Your task is to transcribe the data in full.

▶ LISTING:
═══

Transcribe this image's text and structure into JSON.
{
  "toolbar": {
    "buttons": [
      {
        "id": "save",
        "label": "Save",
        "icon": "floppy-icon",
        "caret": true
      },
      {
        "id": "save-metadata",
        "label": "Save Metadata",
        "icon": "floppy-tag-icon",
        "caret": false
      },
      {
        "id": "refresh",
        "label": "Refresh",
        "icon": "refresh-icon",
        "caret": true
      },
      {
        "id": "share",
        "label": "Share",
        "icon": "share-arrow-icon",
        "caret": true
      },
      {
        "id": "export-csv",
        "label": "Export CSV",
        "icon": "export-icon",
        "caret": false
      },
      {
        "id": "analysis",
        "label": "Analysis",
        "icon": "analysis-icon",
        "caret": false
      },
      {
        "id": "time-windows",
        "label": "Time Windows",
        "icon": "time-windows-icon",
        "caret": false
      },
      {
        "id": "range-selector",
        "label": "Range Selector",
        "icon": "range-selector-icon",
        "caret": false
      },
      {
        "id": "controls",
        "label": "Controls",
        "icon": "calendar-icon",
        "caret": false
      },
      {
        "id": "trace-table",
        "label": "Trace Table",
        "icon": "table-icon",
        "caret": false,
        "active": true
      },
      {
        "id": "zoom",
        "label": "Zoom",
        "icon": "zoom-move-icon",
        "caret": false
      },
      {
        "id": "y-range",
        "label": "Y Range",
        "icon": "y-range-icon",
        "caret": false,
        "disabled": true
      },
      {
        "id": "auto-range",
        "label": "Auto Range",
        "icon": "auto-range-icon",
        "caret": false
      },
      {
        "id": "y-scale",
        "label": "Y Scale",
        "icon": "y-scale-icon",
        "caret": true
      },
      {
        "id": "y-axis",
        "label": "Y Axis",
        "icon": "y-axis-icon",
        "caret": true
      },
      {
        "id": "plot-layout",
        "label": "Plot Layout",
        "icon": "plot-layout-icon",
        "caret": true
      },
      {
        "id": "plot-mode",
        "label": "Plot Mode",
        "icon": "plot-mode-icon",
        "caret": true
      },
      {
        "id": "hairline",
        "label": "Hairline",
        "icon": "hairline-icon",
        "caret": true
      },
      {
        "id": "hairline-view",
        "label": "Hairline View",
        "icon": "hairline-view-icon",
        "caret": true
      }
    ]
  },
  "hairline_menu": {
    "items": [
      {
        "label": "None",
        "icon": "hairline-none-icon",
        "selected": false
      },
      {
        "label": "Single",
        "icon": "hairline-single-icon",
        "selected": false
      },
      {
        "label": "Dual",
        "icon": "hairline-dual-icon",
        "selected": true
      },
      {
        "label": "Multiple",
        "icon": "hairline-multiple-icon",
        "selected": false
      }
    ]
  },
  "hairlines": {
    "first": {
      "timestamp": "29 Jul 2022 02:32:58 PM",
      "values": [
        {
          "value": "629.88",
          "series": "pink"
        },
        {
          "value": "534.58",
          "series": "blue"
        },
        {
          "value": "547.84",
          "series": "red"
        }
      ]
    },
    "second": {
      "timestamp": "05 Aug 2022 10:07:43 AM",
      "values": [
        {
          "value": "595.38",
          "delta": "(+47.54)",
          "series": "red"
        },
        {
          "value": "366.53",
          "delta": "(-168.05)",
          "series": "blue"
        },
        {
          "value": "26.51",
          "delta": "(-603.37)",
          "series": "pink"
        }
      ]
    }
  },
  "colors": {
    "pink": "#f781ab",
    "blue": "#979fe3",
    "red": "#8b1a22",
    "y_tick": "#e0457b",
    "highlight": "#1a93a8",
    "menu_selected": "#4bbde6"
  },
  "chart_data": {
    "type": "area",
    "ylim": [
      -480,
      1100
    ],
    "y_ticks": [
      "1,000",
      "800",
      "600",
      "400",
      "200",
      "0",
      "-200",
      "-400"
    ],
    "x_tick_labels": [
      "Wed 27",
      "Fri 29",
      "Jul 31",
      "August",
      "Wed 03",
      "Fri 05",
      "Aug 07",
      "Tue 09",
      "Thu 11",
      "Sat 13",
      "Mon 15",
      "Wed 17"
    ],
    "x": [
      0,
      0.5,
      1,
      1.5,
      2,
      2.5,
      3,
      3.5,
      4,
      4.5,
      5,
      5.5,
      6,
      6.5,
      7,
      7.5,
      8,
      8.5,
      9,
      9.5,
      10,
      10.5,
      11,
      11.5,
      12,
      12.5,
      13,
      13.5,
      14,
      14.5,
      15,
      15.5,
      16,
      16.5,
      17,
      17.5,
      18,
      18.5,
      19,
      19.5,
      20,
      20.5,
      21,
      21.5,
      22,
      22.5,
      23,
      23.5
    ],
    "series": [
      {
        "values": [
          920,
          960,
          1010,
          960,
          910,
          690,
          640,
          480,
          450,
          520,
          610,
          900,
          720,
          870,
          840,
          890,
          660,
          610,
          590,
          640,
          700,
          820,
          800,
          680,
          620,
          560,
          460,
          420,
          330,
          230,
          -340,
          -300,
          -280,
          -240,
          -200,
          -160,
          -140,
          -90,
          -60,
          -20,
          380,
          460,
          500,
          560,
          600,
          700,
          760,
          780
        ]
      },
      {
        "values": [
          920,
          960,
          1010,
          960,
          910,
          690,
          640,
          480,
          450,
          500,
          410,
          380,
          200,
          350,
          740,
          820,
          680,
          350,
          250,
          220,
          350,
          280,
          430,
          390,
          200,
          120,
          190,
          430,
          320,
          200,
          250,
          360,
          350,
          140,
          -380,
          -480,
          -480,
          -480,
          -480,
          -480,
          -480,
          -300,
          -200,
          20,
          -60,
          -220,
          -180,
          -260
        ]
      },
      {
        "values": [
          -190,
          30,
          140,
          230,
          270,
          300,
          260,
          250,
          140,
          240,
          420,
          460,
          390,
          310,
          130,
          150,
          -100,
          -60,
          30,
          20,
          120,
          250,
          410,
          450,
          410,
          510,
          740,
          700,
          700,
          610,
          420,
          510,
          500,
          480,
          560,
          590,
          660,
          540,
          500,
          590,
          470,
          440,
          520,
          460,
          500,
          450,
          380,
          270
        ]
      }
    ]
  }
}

═══

▶ ANSWER TO THIS EXERCISE:
Transcribe this image's text and structure into JSON.
{
  "toolbar": {
    "buttons": [
      {
        "id": "save",
        "label": "Save",
        "icon": "floppy-icon",
        "caret": true
      },
      {
        "id": "save-metadata",
        "label": "Save Metadata",
        "icon": "floppy-tag-icon",
        "caret": false
      },
      {
        "id": "refresh",
        "label": "Refresh",
        "icon": "refresh-icon",
        "caret": true
      },
      {
        "id": "share",
        "label": "Share",
        "icon": "share-arrow-icon",
        "caret": true
      },
      {
        "id": "export-csv",
        "label": "Export CSV",
        "icon": "export-icon",
        "caret": false
      },
      {
        "id": "analysis",
        "label": "Analysis",
        "icon": "analysis-icon",
        "caret": false
      },
      {
        "id": "time-windows",
        "label": "Time Windows",
        "icon": "time-windows-icon",
        "caret": false
      },
      {
        "id": "range-selector",
        "label": "Range Selector",
        "icon": "range-selector-icon",
        "caret": false
      },
      {
        "id": "controls",
        "label": "Controls",
        "icon": "calendar-icon",
        "caret": false
      },
      {
        "id": "trace-table",
        "label": "Trace Table",
        "icon": "table-icon",
        "caret": false,
        "active": true
      },
      {
        "id": "zoom",
        "label": "Zoom",
        "icon": "zoom-move-icon",
        "caret": false
      },
      {
        "id": "y-range",
        "label": "Y Range",
        "icon": "y-range-icon",
        "caret": false,
        "disabled": true
      },
      {
        "id": "auto-range",
        "label": "Auto Range",
        "icon": "auto-range-icon",
        "caret": false
      },
      {
        "id": "y-scale",
        "label": "Y Scale",
        "icon": "y-scale-icon",
        "caret": true
      },
      {
        "id": "y-axis",
        "label": "Y Axis",
        "icon": "y-axis-icon",
        "caret": true
      },
      {
        "id": "plot-layout",
        "label": "Plot Layout",
        "icon": "plot-layout-icon",
        "caret": true
      },
      {
        "id": "plot-mode",
        "label": "Plot Mode",
        "icon": "plot-mode-icon",
        "caret": true
      },
      {
        "id": "hairline",
        "label": "Hairline",
        "icon": "hairline-icon",
        "caret": true
      },
      {
        "id": "hairline-view",
        "label": "Hairline View",
        "icon": "hairline-view-icon",
        "caret": true
      }
    ]
  },
  "hairline_menu": {
    "items": [
      {
        "label": "None",
        "icon": "hairline-none-icon",
        "selected": false
      },
      {
        "label": "Single",
        "icon": "hairline-single-icon",
        "selected": false
      },
      {
        "label": "Dual",
        "icon": "hairline-dual-icon",
        "selected": true
      },
      {
        "label": "Multiple",
        "icon": "hairline-multiple-icon",
        "selected": false
      }
    ]
  },
  "hairlines": {
    "first": {
      "timestamp": "29 Jul 2022 02:32:58 PM",
      "values": [
        {
          "value": "629.88",
          "series": "pink"
        },
        {
          "value": "534.58",
          "series": "blue"
        },
        {
          "value": "547.84",
          "series": "red"
        }
      ]
    },
    "second": {
      "timestamp": "05 Aug 2022 10:07:43 AM",
      "values": [
        {
          "value": "595.38",
          "delta": "(+47.54)",
          "series": "red"
        },
        {
          "value": "366.53",
          "delta": "(-168.05)",
          "series": "blue"
        },
        {
          "value": "26.51",
          "delta": "(-603.37)",
          "series": "pink"
        }
      ]
    }
  },
  "colors": {
    "pink": "#f781ab",
    "blue": "#979fe3",
    "red": "#8b1a22",
    "y_tick": "#e0457b",
    "highlight": "#1a93a8",
    "menu_selected": "#4bbde6"
  },
  "chart_data": {
    "type": "area",
    "ylim": [
      -480,
      1100
    ],
    "y_ticks": [
      "1,000",
      "800",
      "600",
      "400",
      "200",
      "0",
      "-200",
      "-400"
    ],
    "x_tick_labels": [
      "Wed 27",
      "Fri 29",
      "Jul 31",
      "August",
      "Wed 03",
      "Fri 05",
      "Aug 07",
      "Tue 09",
      "Thu 11",
      "Sat 13",
      "Mon 15",
      "Wed 17"
    ],
    "x": [
      0,
      0.5,
      1,
      1.5,
      2,
      2.5,
      3,
      3.5,
      4,
      4.5,
      5,
      5.5,
      6,
      6.5,
      7,
      7.5,
      8,
      8.5,
      9,
      9.5,
      10,
      10.5,
      11,
      11.5,
      12,
      12.5,
      13,
      13.5,
      14,
      14.5,
      15,
      15.5,
      16,
      16.5,
      17,
      17.5,
      18,
      18.5,
      19,
      19.5,
      20,
      20.5,
      21,
      21.5,
      22,
      22.5,
      23,
      23.5
    ],
    "series": [
      {
        "values": [
          920,
          960,
          1010,
          960,
          910,
          690,
          640,
          480,
          450,
          520,
          610,
          900,
          720,
          870,
          840,
          890,
          660,
          610,
          590,
          640,
          700,
          820,
          800,
          680,
          620,
          560,
          460,
          420,
          330,
          230,
          -340,
          -300,
          -280,
          -240,
          -200,
          -160,
          -140,
          -90,
          -60,
          -20,
          380,
          460,
          500,
          560,
          600,
          700,
          760,
          780
        ]
      },
      {
        "values": [
          920,
          960,
          1010,
          960,
          910,
          690,
          640,
          480,
          450,
          500,
          410,
          380,
          200,
          350,
          740,
          820,
          680,
          350,
          250,
          220,
          350,
          280,
          430,
          390,
          200,
          120,
          190,
          430,
          320,
          200,
          250,
          360,
          350,
          140,
          -380,
          -480,
          -480,
          -480,
          -480,
          -480,
          -480,
          -300,
          -200,
          20,
          -60,
          -220,
          -180,
          -260
        ]
      },
      {
        "values": [
          -190,
          30,
          140,
          230,
          270,
          300,
          260,
          250,
          140,
          240,
          420,
          460,
          390,
          310,
          130,
          150,
          -100,
          -60,
          30,
          20,
          120,
          250,
          410,
          450,
          410,
          510,
          740,
          700,
          700,
          610,
          420,
          510,
          500,
          480,
          560,
          590,
          660,
          540,
          500,
          590,
          470,
          440,
          520,
          460,
          500,
          450,
          380,
          270
        ]
      }
    ]
  }
}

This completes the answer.